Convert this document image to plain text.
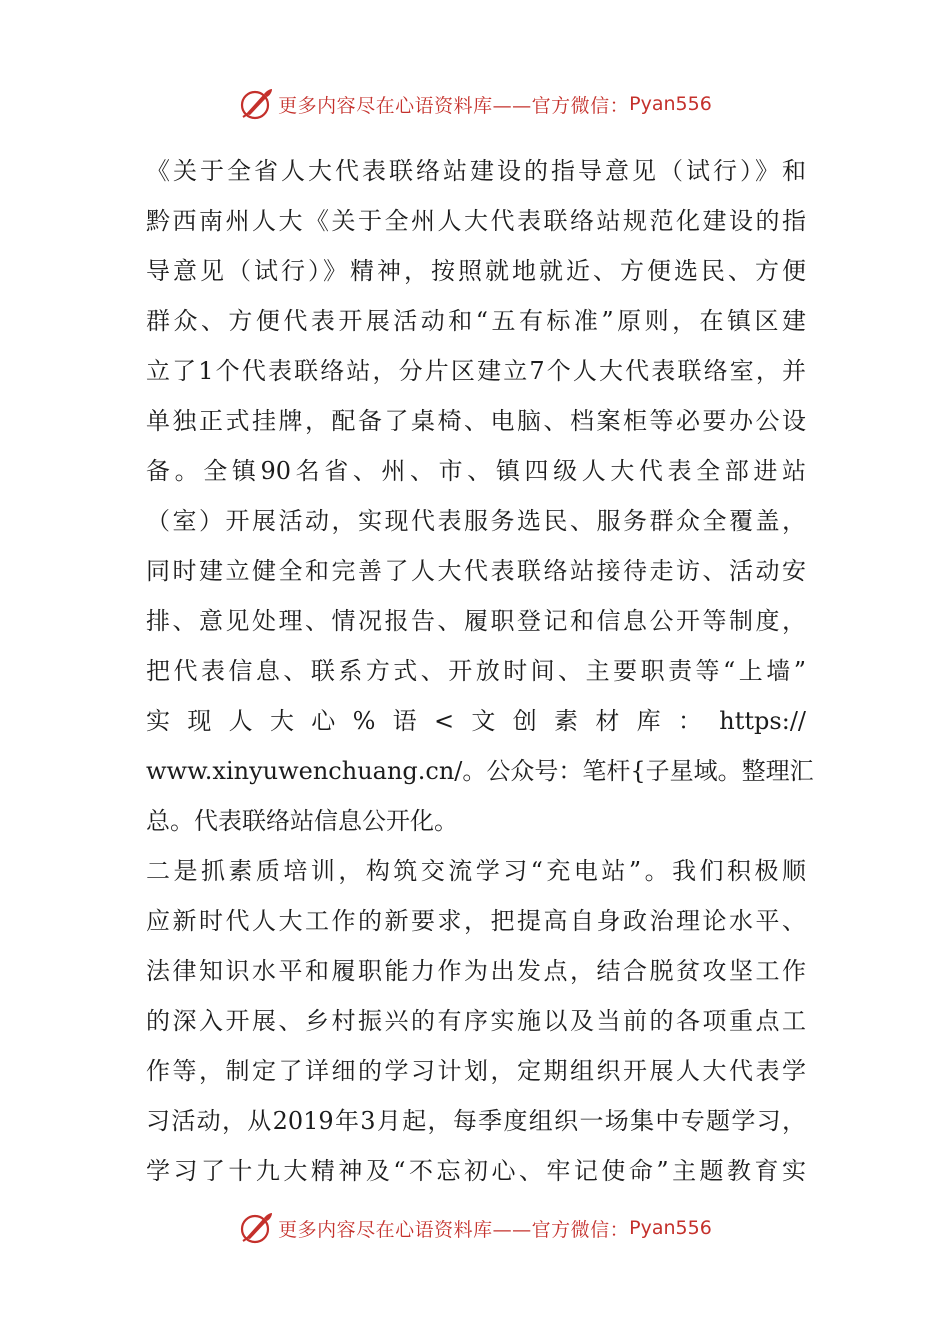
更多内容尽在心语资料库——官方微信： Pyan556
《关于全省人大代表联络站建设的指导意见（试行）》和
黔西南州人大《关于全州人大代表联络站规范化建设的指
导意见（试行）》精神，按照就地就近、方便选民、方便
群众、方便代表开展活动和“五有标准”原则，在镇区建
立了1个代表联络站，分片区建立7个人大代表联络室，并
单独正式挂牌，配备了桌椅、电脑、档案柜等必要办公设
备。全镇90名省、州、市、镇四级人大代表全部进站
（室）开展活动，实现代表服务选民、服务群众全覆盖，
同时建立健全和完善了人大代表联络站接待走访、活动安
排、意见处理、情况报告、履职登记和信息公开等制度，
把代表信息、联系方式、开放时间、主要职责等“上墙”
实现人大心%语<文创素材库：https://
www.xinyuwenchuang.cn/。公众号：笔杆{子星域。整理汇
总。代表联络站信息公开化。
二是抓素质培训，构筑交流学习“充电站”。我们积极顺
应新时代人大工作的新要求，把提高自身政治理论水平、
法律知识水平和履职能力作为出发点，结合脱贫攻坚工作
的深入开展、乡村振兴的有序实施以及当前的各项重点工
作等，制定了详细的学习计划，定期组织开展人大代表学
习活动，从2019年3月起，每季度组织一场集中专题学习，
学习了十九大精神及“不忘初心、牢记使命”主题教育实
更多内容尽在心语资料库——官方微信： Pyan556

########

Your goal ▸ Quote all the lines above exactly as given. Do not include the pictures.

Output for this task ▸
Convert this document image to plain text.
更多内容尽在心语资料库——官方微信： Pyan556
《关于全省人大代表联络站建设的指导意见（试行）》和
黔西南州人大《关于全州人大代表联络站规范化建设的指
导意见（试行）》精神，按照就地就近、方便选民、方便
群众、方便代表开展活动和“五有标准”原则，在镇区建
立了1个代表联络站，分片区建立7个人大代表联络室，并
单独正式挂牌，配备了桌椅、电脑、档案柜等必要办公设
备。全镇90名省、州、市、镇四级人大代表全部进站
（室）开展活动，实现代表服务选民、服务群众全覆盖，
同时建立健全和完善了人大代表联络站接待走访、活动安
排、意见处理、情况报告、履职登记和信息公开等制度，
把代表信息、联系方式、开放时间、主要职责等“上墙”
实现人大心%语<文创素材库：https://
www.xinyuwenchuang.cn/。公众号：笔杆{子星域。整理汇
总。代表联络站信息公开化。
二是抓素质培训，构筑交流学习“充电站”。我们积极顺
应新时代人大工作的新要求，把提高自身政治理论水平、
法律知识水平和履职能力作为出发点，结合脱贫攻坚工作
的深入开展、乡村振兴的有序实施以及当前的各项重点工
作等，制定了详细的学习计划，定期组织开展人大代表学
习活动，从2019年3月起，每季度组织一场集中专题学习，
学习了十九大精神及“不忘初心、牢记使命”主题教育实
更多内容尽在心语资料库——官方微信： Pyan556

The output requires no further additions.